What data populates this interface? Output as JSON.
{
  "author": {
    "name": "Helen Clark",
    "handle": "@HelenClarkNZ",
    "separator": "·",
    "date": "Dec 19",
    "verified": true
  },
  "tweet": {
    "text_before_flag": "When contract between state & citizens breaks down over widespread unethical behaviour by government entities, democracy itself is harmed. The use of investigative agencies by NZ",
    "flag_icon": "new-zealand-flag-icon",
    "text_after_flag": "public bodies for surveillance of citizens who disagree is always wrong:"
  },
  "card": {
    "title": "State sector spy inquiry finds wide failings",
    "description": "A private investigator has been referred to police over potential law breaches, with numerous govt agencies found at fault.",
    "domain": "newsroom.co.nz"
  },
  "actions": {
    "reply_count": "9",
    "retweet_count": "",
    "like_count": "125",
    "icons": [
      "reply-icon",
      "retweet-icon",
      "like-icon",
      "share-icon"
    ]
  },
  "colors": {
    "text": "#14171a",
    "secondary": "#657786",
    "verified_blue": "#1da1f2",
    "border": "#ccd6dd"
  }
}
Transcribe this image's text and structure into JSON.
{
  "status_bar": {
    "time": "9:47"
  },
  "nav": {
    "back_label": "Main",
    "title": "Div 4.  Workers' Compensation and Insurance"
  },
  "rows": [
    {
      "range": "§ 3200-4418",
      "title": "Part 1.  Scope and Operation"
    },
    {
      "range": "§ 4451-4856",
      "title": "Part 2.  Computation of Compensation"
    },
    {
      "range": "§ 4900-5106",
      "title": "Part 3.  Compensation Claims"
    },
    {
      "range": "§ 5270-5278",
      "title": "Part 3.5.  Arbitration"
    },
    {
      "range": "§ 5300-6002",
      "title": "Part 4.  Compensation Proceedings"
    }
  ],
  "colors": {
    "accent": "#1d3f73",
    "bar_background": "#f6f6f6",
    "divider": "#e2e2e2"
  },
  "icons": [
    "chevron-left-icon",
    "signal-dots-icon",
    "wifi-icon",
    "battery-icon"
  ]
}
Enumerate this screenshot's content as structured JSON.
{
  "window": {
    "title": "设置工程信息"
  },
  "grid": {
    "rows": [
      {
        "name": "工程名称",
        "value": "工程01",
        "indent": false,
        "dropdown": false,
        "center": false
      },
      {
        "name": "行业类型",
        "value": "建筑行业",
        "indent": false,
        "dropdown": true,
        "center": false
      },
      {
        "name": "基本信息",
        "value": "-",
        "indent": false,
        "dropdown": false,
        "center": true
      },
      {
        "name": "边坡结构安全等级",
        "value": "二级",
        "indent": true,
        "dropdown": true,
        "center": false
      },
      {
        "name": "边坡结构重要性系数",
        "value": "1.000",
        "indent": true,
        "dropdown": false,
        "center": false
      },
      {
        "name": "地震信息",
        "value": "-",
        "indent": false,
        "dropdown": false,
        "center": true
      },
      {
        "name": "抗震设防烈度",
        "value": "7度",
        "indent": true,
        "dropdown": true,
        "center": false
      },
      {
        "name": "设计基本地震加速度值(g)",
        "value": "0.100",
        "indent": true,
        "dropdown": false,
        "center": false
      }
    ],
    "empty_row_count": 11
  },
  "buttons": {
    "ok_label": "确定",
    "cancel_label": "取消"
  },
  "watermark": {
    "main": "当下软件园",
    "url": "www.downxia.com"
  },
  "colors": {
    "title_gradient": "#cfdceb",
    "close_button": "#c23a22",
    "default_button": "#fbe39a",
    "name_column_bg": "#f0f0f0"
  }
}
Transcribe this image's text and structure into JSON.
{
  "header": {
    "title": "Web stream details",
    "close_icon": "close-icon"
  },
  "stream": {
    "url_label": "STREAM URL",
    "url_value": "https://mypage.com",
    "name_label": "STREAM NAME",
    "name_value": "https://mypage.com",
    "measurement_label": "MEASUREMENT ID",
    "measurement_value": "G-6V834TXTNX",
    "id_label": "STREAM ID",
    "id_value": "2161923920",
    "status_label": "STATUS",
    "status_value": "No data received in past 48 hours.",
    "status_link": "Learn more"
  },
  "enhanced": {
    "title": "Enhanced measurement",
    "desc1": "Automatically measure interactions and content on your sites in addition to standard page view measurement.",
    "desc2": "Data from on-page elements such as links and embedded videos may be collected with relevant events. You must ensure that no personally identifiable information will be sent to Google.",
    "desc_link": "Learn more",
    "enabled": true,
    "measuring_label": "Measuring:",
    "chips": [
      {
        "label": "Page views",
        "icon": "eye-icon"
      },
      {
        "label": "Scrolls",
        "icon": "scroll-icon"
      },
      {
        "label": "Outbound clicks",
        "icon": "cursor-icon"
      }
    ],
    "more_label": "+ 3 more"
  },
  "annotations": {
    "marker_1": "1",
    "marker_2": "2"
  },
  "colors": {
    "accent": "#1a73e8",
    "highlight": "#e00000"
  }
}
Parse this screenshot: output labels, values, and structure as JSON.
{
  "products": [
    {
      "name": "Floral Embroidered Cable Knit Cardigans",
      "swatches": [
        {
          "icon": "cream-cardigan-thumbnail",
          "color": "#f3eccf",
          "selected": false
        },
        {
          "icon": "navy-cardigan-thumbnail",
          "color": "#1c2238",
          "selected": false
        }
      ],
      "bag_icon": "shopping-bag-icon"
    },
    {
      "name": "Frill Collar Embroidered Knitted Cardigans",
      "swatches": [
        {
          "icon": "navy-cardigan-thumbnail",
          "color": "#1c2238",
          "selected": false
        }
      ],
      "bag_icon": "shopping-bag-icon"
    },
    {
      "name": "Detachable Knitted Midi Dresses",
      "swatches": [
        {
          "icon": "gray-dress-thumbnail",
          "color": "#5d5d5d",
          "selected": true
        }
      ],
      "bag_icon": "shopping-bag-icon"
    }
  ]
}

§

#### [THE REQUEST]
Type out the entries again, word for word.

#### [SOLVED PROBLEM]
What data populates this interface? Output as JSON.
{
  "author": {
    "name": "Helen Clark",
    "handle": "@HelenClarkNZ",
    "separator": "·",
    "date": "Dec 19",
    "verified": true
  },
  "tweet": {
    "text_before_flag": "When contract between state & citizens breaks down over widespread unethical behaviour by government entities, democracy itself is harmed. The use of investigative agencies by NZ",
    "flag_icon": "new-zealand-flag-icon",
    "text_after_flag": "public bodies for surveillance of citizens who disagree is always wrong:"
  },
  "card": {
    "title": "State sector spy inquiry finds wide failings",
    "description": "A private investigator has been referred to police over potential law breaches, with numerous govt agencies found at fault.",
    "domain": "newsroom.co.nz"
  },
  "actions": {
    "reply_count": "9",
    "retweet_count": "",
    "like_count": "125",
    "icons": [
      "reply-icon",
      "retweet-icon",
      "like-icon",
      "share-icon"
    ]
  },
  "colors": {
    "text": "#14171a",
    "secondary": "#657786",
    "verified_blue": "#1da1f2",
    "border": "#ccd6dd"
  }
}
Transcribe this image's text and structure into JSON.
{
  "status_bar": {
    "time": "9:47"
  },
  "nav": {
    "back_label": "Main",
    "title": "Div 4.  Workers' Compensation and Insurance"
  },
  "rows": [
    {
      "range": "§ 3200-4418",
      "title": "Part 1.  Scope and Operation"
    },
    {
      "range": "§ 4451-4856",
      "title": "Part 2.  Computation of Compensation"
    },
    {
      "range": "§ 4900-5106",
      "title": "Part 3.  Compensation Claims"
    },
    {
      "range": "§ 5270-5278",
      "title": "Part 3.5.  Arbitration"
    },
    {
      "range": "§ 5300-6002",
      "title": "Part 4.  Compensation Proceedings"
    }
  ],
  "colors": {
    "accent": "#1d3f73",
    "bar_background": "#f6f6f6",
    "divider": "#e2e2e2"
  },
  "icons": [
    "chevron-left-icon",
    "signal-dots-icon",
    "wifi-icon",
    "battery-icon"
  ]
}
Enumerate this screenshot's content as structured JSON.
{
  "window": {
    "title": "设置工程信息"
  },
  "grid": {
    "rows": [
      {
        "name": "工程名称",
        "value": "工程01",
        "indent": false,
        "dropdown": false,
        "center": false
      },
      {
        "name": "行业类型",
        "value": "建筑行业",
        "indent": false,
        "dropdown": true,
        "center": false
      },
      {
        "name": "基本信息",
        "value": "-",
        "indent": false,
        "dropdown": false,
        "center": true
      },
      {
        "name": "边坡结构安全等级",
        "value": "二级",
        "indent": true,
        "dropdown": true,
        "center": false
      },
      {
        "name": "边坡结构重要性系数",
        "value": "1.000",
        "indent": true,
        "dropdown": false,
        "center": false
      },
      {
        "name": "地震信息",
        "value": "-",
        "indent": false,
        "dropdown": false,
        "center": true
      },
      {
        "name": "抗震设防烈度",
        "value": "7度",
        "indent": true,
        "dropdown": true,
        "center": false
      },
      {
        "name": "设计基本地震加速度值(g)",
        "value": "0.100",
        "indent": true,
        "dropdown": false,
        "center": false
      }
    ],
    "empty_row_count": 11
  },
  "buttons": {
    "ok_label": "确定",
    "cancel_label": "取消"
  },
  "watermark": {
    "main": "当下软件园",
    "url": "www.downxia.com"
  },
  "colors": {
    "title_gradient": "#cfdceb",
    "close_button": "#c23a22",
    "default_button": "#fbe39a",
    "name_column_bg": "#f0f0f0"
  }
}
Transcribe this image's text and structure into JSON.
{
  "header": {
    "title": "Web stream details",
    "close_icon": "close-icon"
  },
  "stream": {
    "url_label": "STREAM URL",
    "url_value": "https://mypage.com",
    "name_label": "STREAM NAME",
    "name_value": "https://mypage.com",
    "measurement_label": "MEASUREMENT ID",
    "measurement_value": "G-6V834TXTNX",
    "id_label": "STREAM ID",
    "id_value": "2161923920",
    "status_label": "STATUS",
    "status_value": "No data received in past 48 hours.",
    "status_link": "Learn more"
  },
  "enhanced": {
    "title": "Enhanced measurement",
    "desc1": "Automatically measure interactions and content on your sites in addition to standard page view measurement.",
    "desc2": "Data from on-page elements such as links and embedded videos may be collected with relevant events. You must ensure that no personally identifiable information will be sent to Google.",
    "desc_link": "Learn more",
    "enabled": true,
    "measuring_label": "Measuring:",
    "chips": [
      {
        "label": "Page views",
        "icon": "eye-icon"
      },
      {
        "label": "Scrolls",
        "icon": "scroll-icon"
      },
      {
        "label": "Outbound clicks",
        "icon": "cursor-icon"
      }
    ],
    "more_label": "+ 3 more"
  },
  "annotations": {
    "marker_1": "1",
    "marker_2": "2"
  },
  "colors": {
    "accent": "#1a73e8",
    "highlight": "#e00000"
  }
}
Parse this screenshot: output labels, values, and structure as JSON.
{
  "products": [
    {
      "name": "Floral Embroidered Cable Knit Cardigans",
      "swatches": [
        {
          "icon": "cream-cardigan-thumbnail",
          "color": "#f3eccf",
          "selected": false
        },
        {
          "icon": "navy-cardigan-thumbnail",
          "color": "#1c2238",
          "selected": false
        }
      ],
      "bag_icon": "shopping-bag-icon"
    },
    {
      "name": "Frill Collar Embroidered Knitted Cardigans",
      "swatches": [
        {
          "icon": "navy-cardigan-thumbnail",
          "color": "#1c2238",
          "selected": false
        }
      ],
      "bag_icon": "shopping-bag-icon"
    },
    {
      "name": "Detachable Knitted Midi Dresses",
      "swatches": [
        {
          "icon": "gray-dress-thumbnail",
          "color": "#5d5d5d",
          "selected": true
        }
      ],
      "bag_icon": "shopping-bag-icon"
    }
  ]
}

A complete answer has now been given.